Activity:
Return every line below as is, leaving out the pictures.

Exercise data:
========================================
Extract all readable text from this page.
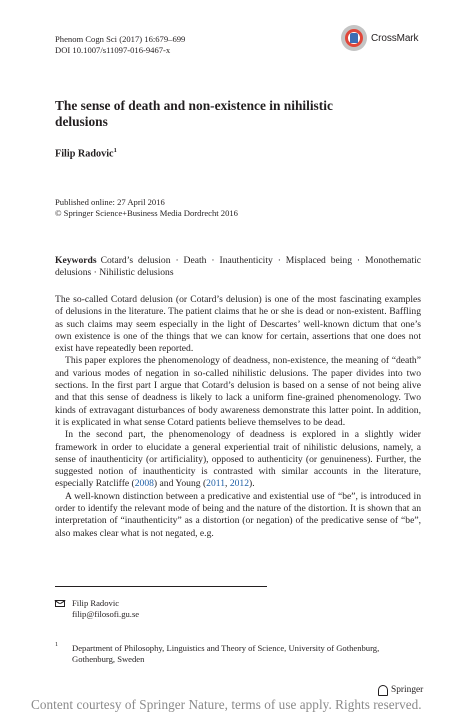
Phenom Cogn Sci (2017) 16:679–699
DOI 10.1007/s11097-016-9467-x
CrossMark
The sense of death and non-existence in nihilistic delusions
Filip Radovic$^1$
Published online: 27 April 2016
© Springer Science+Business Media Dordrecht 2016
Keywords Cotard’s delusion · Death · Inauthenticity · Misplaced being · Monothematic delusions · Nihilistic delusions

The so-called Cotard delusion (or Cotard’s delusion) is one of the most fascinating examples of delusions in the literature. The patient claims that he or she is dead or non-existent. Baffling as such claims may seem especially in the light of Descartes’ well-known dictum that one’s own existence is one of the things that we can know for certain, assertions that one does not exist have repeatedly been reported.

This paper explores the phenomenology of deadness, non-existence, the meaning of “death” and various modes of negation in so-called nihilistic delusions. The paper divides into two sections. In the first part I argue that Cotard’s delusion is based on a sense of not being alive and that this sense of deadness is likely to lack a uniform fine-grained phenomenology. Two kinds of extravagant disturbances of body awareness demonstrate this latter point. In addition, it is explicated in what sense Cotard patients believe themselves to be dead.

In the second part, the phenomenology of deadness is explored in a slightly wider framework in order to elucidate a general experiential trait of nihilistic delusions, namely, a sense of inauthenticity (or artificiality), opposed to authenticity (or genuineness). Further, the suggested notion of inauthenticity is contrasted with similar accounts in the literature, especially Ratcliffe (2008) and Young (2011, 2012).

A well-known distinction between a predicative and existential use of “be”, is introduced in order to identify the relevant mode of being and the nature of the distortion. It is shown that an interpretation of “inauthenticity” as a distortion (or negation) of the predicative sense of “be”, also makes clear what is not negated, e.g.

Filip Radovic
filip@filosofi.gu.se
1 Department of Philosophy, Linguistics and Theory of Science, University of Gothenburg, Gothenburg, Sweden
Springer
Content courtesy of Springer Nature, terms of use apply. Rights reserved.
========================================
Solution to the exercise:
Extract all readable text from this page.
Phenom Cogn Sci (2017) 16:679–699
DOI 10.1007/s11097-016-9467-x
CrossMark
The sense of death and non-existence in nihilistic delusions
Filip Radovic$^1$
Published online: 27 April 2016
© Springer Science+Business Media Dordrecht 2016
Keywords Cotard’s delusion · Death · Inauthenticity · Misplaced being · Monothematic delusions · Nihilistic delusions

The so-called Cotard delusion (or Cotard’s delusion) is one of the most fascinating examples of delusions in the literature. The patient claims that he or she is dead or non-existent. Baffling as such claims may seem especially in the light of Descartes’ well-known dictum that one’s own existence is one of the things that we can know for certain, assertions that one does not exist have repeatedly been reported.

This paper explores the phenomenology of deadness, non-existence, the meaning of “death” and various modes of negation in so-called nihilistic delusions. The paper divides into two sections. In the first part I argue that Cotard’s delusion is based on a sense of not being alive and that this sense of deadness is likely to lack a uniform fine-grained phenomenology. Two kinds of extravagant disturbances of body awareness demonstrate this latter point. In addition, it is explicated in what sense Cotard patients believe themselves to be dead.

In the second part, the phenomenology of deadness is explored in a slightly wider framework in order to elucidate a general experiential trait of nihilistic delusions, namely, a sense of inauthenticity (or artificiality), opposed to authenticity (or genuineness). Further, the suggested notion of inauthenticity is contrasted with similar accounts in the literature, especially Ratcliffe (2008) and Young (2011, 2012).

A well-known distinction between a predicative and existential use of “be”, is introduced in order to identify the relevant mode of being and the nature of the distortion. It is shown that an interpretation of “inauthenticity” as a distortion (or negation) of the predicative sense of “be”, also makes clear what is not negated, e.g.

Filip Radovic
filip@filosofi.gu.se
1 Department of Philosophy, Linguistics and Theory of Science, University of Gothenburg, Gothenburg, Sweden
Springer
Content courtesy of Springer Nature, terms of use apply. Rights reserved.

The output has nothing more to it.